— Do this —
Scan the listing below for the word "false" and state how many lines hold it. Write nothing but the number.

[Dataset records]
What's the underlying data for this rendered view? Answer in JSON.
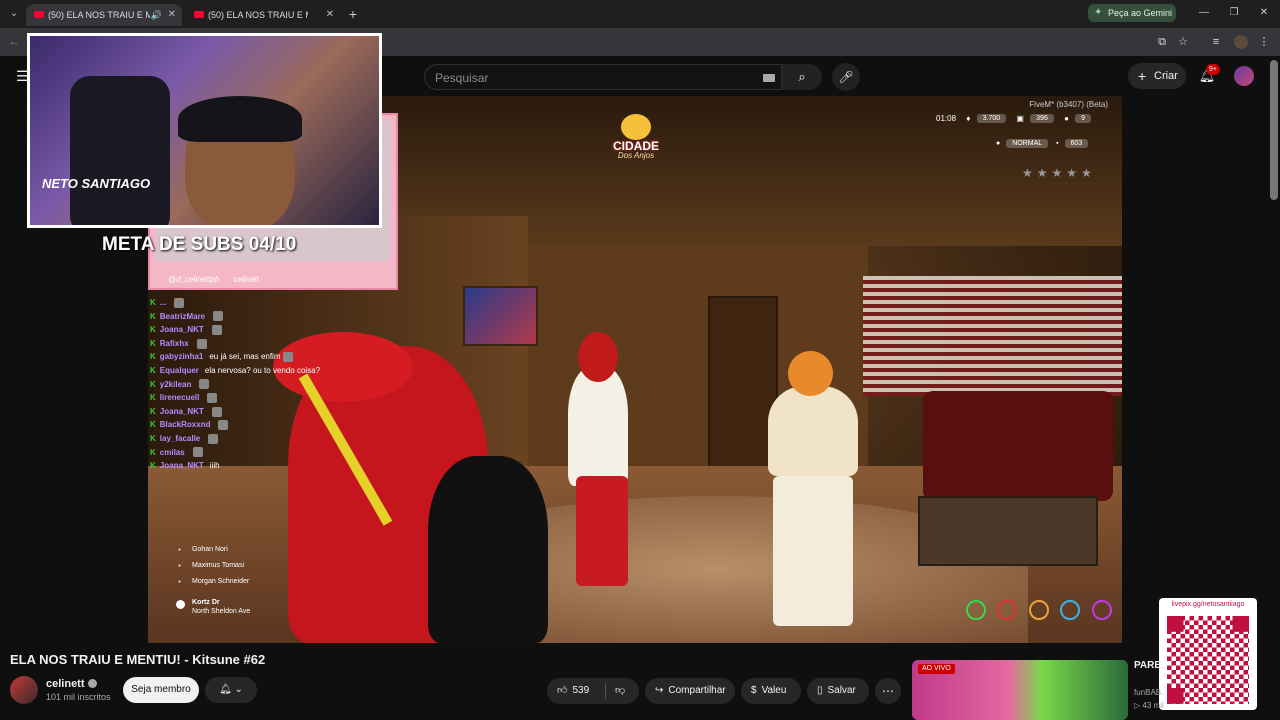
{
  "browser": {
    "tabs": [
      {
        "title": "(50) ELA NOS TRAIU E MENTIU! - Kitsune #62",
        "active": true,
        "audio": true
      },
      {
        "title": "(50) ELA NOS TRAIU E MENTIU! - Kitsune #62",
        "active": false,
        "audio": false
      }
    ],
    "new_tab_label": "+",
    "gemini_label": "Peça ao Gemini",
    "window_controls": [
      "—",
      "❐",
      "✕"
    ]
  },
  "youtube": {
    "search_placeholder": "Pesquisar",
    "create_label": "Criar",
    "notifications_count": "9+"
  },
  "stream": {
    "meta_subs": "META DE SUBS 04/10",
    "socials": [
      "@d_celinettpb",
      "celinett"
    ],
    "streamer_signature": "NETO SANTIAGO",
    "qr_label": "livepix.gg/netosantiiago",
    "server_logo": {
      "title": "CIDADE",
      "subtitle": "Dos Anjos"
    },
    "hud": {
      "build": "FiveM* (b3407) (Beta)",
      "clock": "01:08",
      "money": "3.700",
      "level": "396",
      "players": "9",
      "voice_mode": "NORMAL",
      "ping": "603"
    },
    "locations": [
      "Gohan Nori",
      "Maximus Tomasi",
      "Morgan Schneider"
    ],
    "gps": {
      "street": "Kortz Dr",
      "area": "North Sheldon Ave"
    },
    "chat": [
      {
        "user": "...",
        "message": ""
      },
      {
        "user": "BeatrizMare",
        "message": ""
      },
      {
        "user": "Joana_NKT",
        "message": ""
      },
      {
        "user": "Rafixhx",
        "message": ""
      },
      {
        "user": "gabyzinha1",
        "message": "eu já sei, mas enfim"
      },
      {
        "user": "Equalquer",
        "message": "ela nervosa? ou to vendo coisa?"
      },
      {
        "user": "y2kilean",
        "message": ""
      },
      {
        "user": "lirenecuell",
        "message": ""
      },
      {
        "user": "Joana_NKT",
        "message": ""
      },
      {
        "user": "BlackRoxxnd",
        "message": ""
      },
      {
        "user": "lay_facalle",
        "message": ""
      },
      {
        "user": "cmilas",
        "message": ""
      },
      {
        "user": "Joana_NKT",
        "message": "iiih"
      }
    ]
  },
  "video": {
    "title": "ELA NOS TRAIU E MENTIU! - Kitsune #62",
    "channel": "celinett",
    "subscribers": "101 mil inscritos",
    "member_label": "Seja membro",
    "likes": "539",
    "share_label": "Compartilhar",
    "thanks_label": "Valeu",
    "save_label": "Salvar"
  },
  "recommendation": {
    "live_badge": "AO VIVO",
    "title": "PARE... 12)",
    "channel": "funBAB...",
    "viewers": "▷ 43 mil"
  },
  "colors": {
    "accent_red": "#ff0033",
    "chat_username": "#b48cff",
    "chat_badge": "#39c93a"
  }
}
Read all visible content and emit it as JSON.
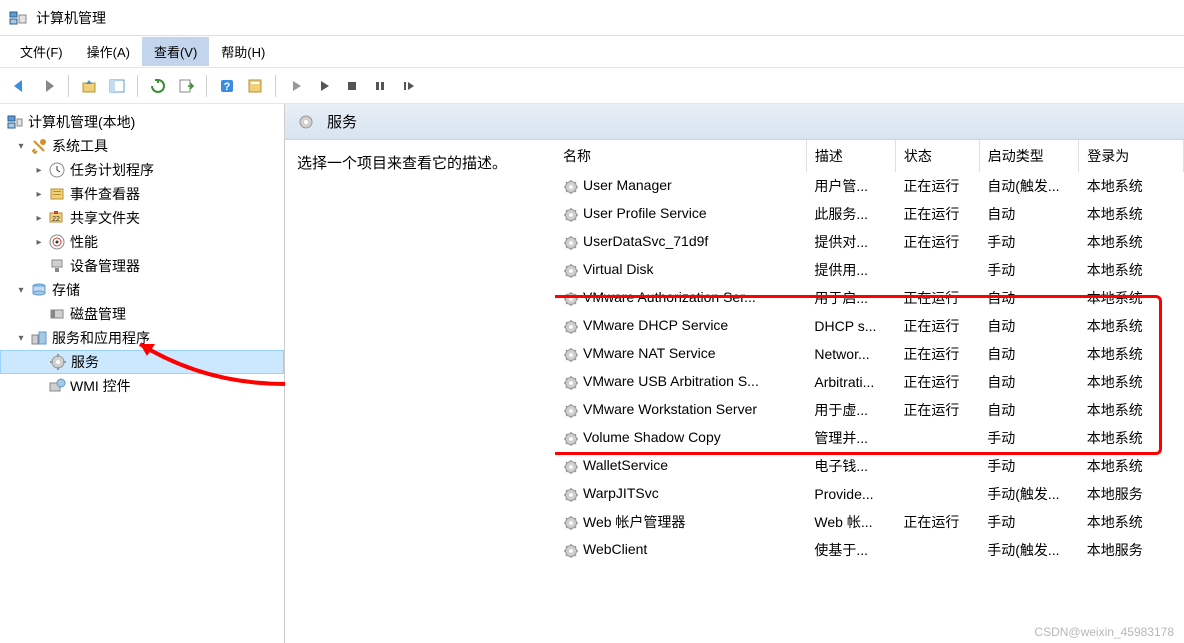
{
  "window": {
    "title": "计算机管理"
  },
  "menu": {
    "file": "文件(F)",
    "action": "操作(A)",
    "view": "查看(V)",
    "help": "帮助(H)"
  },
  "tree": {
    "root": "计算机管理(本地)",
    "system_tools": "系统工具",
    "task_scheduler": "任务计划程序",
    "event_viewer": "事件查看器",
    "shared_folders": "共享文件夹",
    "performance": "性能",
    "device_manager": "设备管理器",
    "storage": "存储",
    "disk_management": "磁盘管理",
    "services_apps": "服务和应用程序",
    "services": "服务",
    "wmi": "WMI 控件"
  },
  "panel": {
    "title": "服务",
    "hint": "选择一个项目来查看它的描述。"
  },
  "columns": {
    "name": "名称",
    "desc": "描述",
    "status": "状态",
    "start": "启动类型",
    "login": "登录为"
  },
  "services": [
    {
      "name": "User Manager",
      "desc": "用户管...",
      "status": "正在运行",
      "start": "自动(触发...",
      "login": "本地系统"
    },
    {
      "name": "User Profile Service",
      "desc": "此服务...",
      "status": "正在运行",
      "start": "自动",
      "login": "本地系统"
    },
    {
      "name": "UserDataSvc_71d9f",
      "desc": "提供对...",
      "status": "正在运行",
      "start": "手动",
      "login": "本地系统"
    },
    {
      "name": "Virtual Disk",
      "desc": "提供用...",
      "status": "",
      "start": "手动",
      "login": "本地系统"
    },
    {
      "name": "VMware Authorization Ser...",
      "desc": "用于启...",
      "status": "正在运行",
      "start": "自动",
      "login": "本地系统"
    },
    {
      "name": "VMware DHCP Service",
      "desc": "DHCP s...",
      "status": "正在运行",
      "start": "自动",
      "login": "本地系统"
    },
    {
      "name": "VMware NAT Service",
      "desc": "Networ...",
      "status": "正在运行",
      "start": "自动",
      "login": "本地系统"
    },
    {
      "name": "VMware USB Arbitration S...",
      "desc": "Arbitrati...",
      "status": "正在运行",
      "start": "自动",
      "login": "本地系统"
    },
    {
      "name": "VMware Workstation Server",
      "desc": "用于虚...",
      "status": "正在运行",
      "start": "自动",
      "login": "本地系统"
    },
    {
      "name": "Volume Shadow Copy",
      "desc": "管理并...",
      "status": "",
      "start": "手动",
      "login": "本地系统"
    },
    {
      "name": "WalletService",
      "desc": "电子钱...",
      "status": "",
      "start": "手动",
      "login": "本地系统"
    },
    {
      "name": "WarpJITSvc",
      "desc": "Provide...",
      "status": "",
      "start": "手动(触发...",
      "login": "本地服务"
    },
    {
      "name": "Web 帐户管理器",
      "desc": "Web 帐...",
      "status": "正在运行",
      "start": "手动",
      "login": "本地系统"
    },
    {
      "name": "WebClient",
      "desc": "使基于...",
      "status": "",
      "start": "手动(触发...",
      "login": "本地服务"
    }
  ],
  "watermark": "CSDN@weixin_45983178"
}
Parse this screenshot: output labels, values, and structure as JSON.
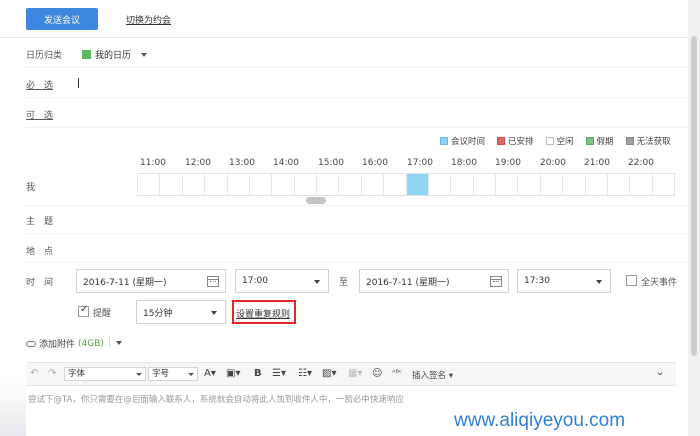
{
  "topbar": {
    "send_label": "发送会议",
    "switch_label": "切换为约会"
  },
  "calendar": {
    "label": "日历归类",
    "value": "我的日历",
    "swatch_color": "#5cb85c"
  },
  "required": {
    "label": "必　选"
  },
  "optional": {
    "label": "可　选"
  },
  "legend": [
    {
      "label": "会议时间",
      "color": "#8fd4f5"
    },
    {
      "label": "已安排",
      "color": "#e06666"
    },
    {
      "label": "空闲",
      "color": "#ffffff"
    },
    {
      "label": "假期",
      "color": "#7cc07c"
    },
    {
      "label": "无法获取",
      "color": "#a0a0a0"
    }
  ],
  "timeline": {
    "hours": [
      "11:00",
      "12:00",
      "13:00",
      "14:00",
      "15:00",
      "16:00",
      "17:00",
      "18:00",
      "19:00",
      "20:00",
      "21:00",
      "22:00"
    ],
    "attendee_label": "我",
    "meeting_slot": "17:00-17:30"
  },
  "subject": {
    "label": "主　题"
  },
  "location": {
    "label": "地　点"
  },
  "time": {
    "label": "时　间",
    "start_date": "2016-7-11 (星期一)",
    "start_time": "17:00",
    "to_label": "至",
    "end_date": "2016-7-11 (星期一)",
    "end_time": "17:30",
    "all_day_label": "全天事件"
  },
  "reminder": {
    "label": "提醒",
    "checked": true,
    "value": "15分钟",
    "repeat_label": "设置重复规则"
  },
  "attachment": {
    "label": "添加附件",
    "size": "(4GB)"
  },
  "toolbar": {
    "font_label": "字体",
    "size_label": "字号",
    "bold": "B",
    "signature_label": "插入签名"
  },
  "editor": {
    "placeholder": "尝试下@TA，你只需要在@后面输入联系人，系统就会自动将此人加到收件人中，一箭必中快速响应"
  },
  "watermark": "www.aliqiyeyou.com"
}
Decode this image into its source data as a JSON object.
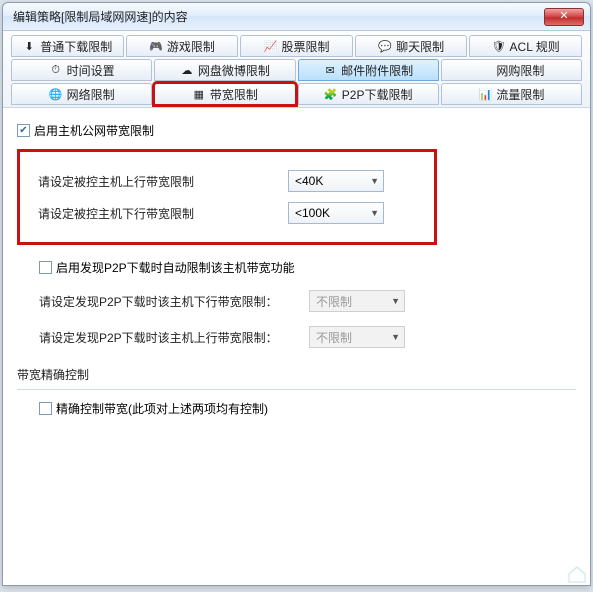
{
  "window": {
    "title": "编辑策略[限制局域网网速]的内容"
  },
  "tabs": {
    "row1": [
      {
        "label": "普通下载限制",
        "icon": "⬇"
      },
      {
        "label": "游戏限制",
        "icon": "🎮"
      },
      {
        "label": "股票限制",
        "icon": "📈"
      },
      {
        "label": "聊天限制",
        "icon": "💬"
      },
      {
        "label": "ACL 规则",
        "icon": "🛡"
      }
    ],
    "row2": [
      {
        "label": "时间设置",
        "icon": "⏱"
      },
      {
        "label": "网盘微博限制",
        "icon": "☁"
      },
      {
        "label": "邮件附件限制",
        "icon": "✉",
        "active": true
      },
      {
        "label": "网购限制",
        "icon": ""
      }
    ],
    "row3": [
      {
        "label": "网络限制",
        "icon": "🌐"
      },
      {
        "label": "带宽限制",
        "icon": "▦",
        "highlight": true
      },
      {
        "label": "P2P下载限制",
        "icon": "🧩"
      },
      {
        "label": "流量限制",
        "icon": "📊"
      }
    ]
  },
  "main": {
    "enable_checkbox_label": "启用主机公网带宽限制",
    "enable_checked": true,
    "uplink_label": "请设定被控主机上行带宽限制",
    "uplink_value": "<40K",
    "downlink_label": "请设定被控主机下行带宽限制",
    "downlink_value": "<100K",
    "p2p_auto_label": "启用发现P2P下载时自动限制该主机带宽功能",
    "p2p_auto_checked": false,
    "p2p_down_label": "请设定发现P2P下载时该主机下行带宽限制：",
    "p2p_down_value": "不限制",
    "p2p_up_label": "请设定发现P2P下载时该主机上行带宽限制：",
    "p2p_up_value": "不限制",
    "precise_group_title": "带宽精确控制",
    "precise_checkbox_label": "精确控制带宽(此项对上述两项均有控制)",
    "precise_checked": false
  }
}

— Solution to the exercise —
4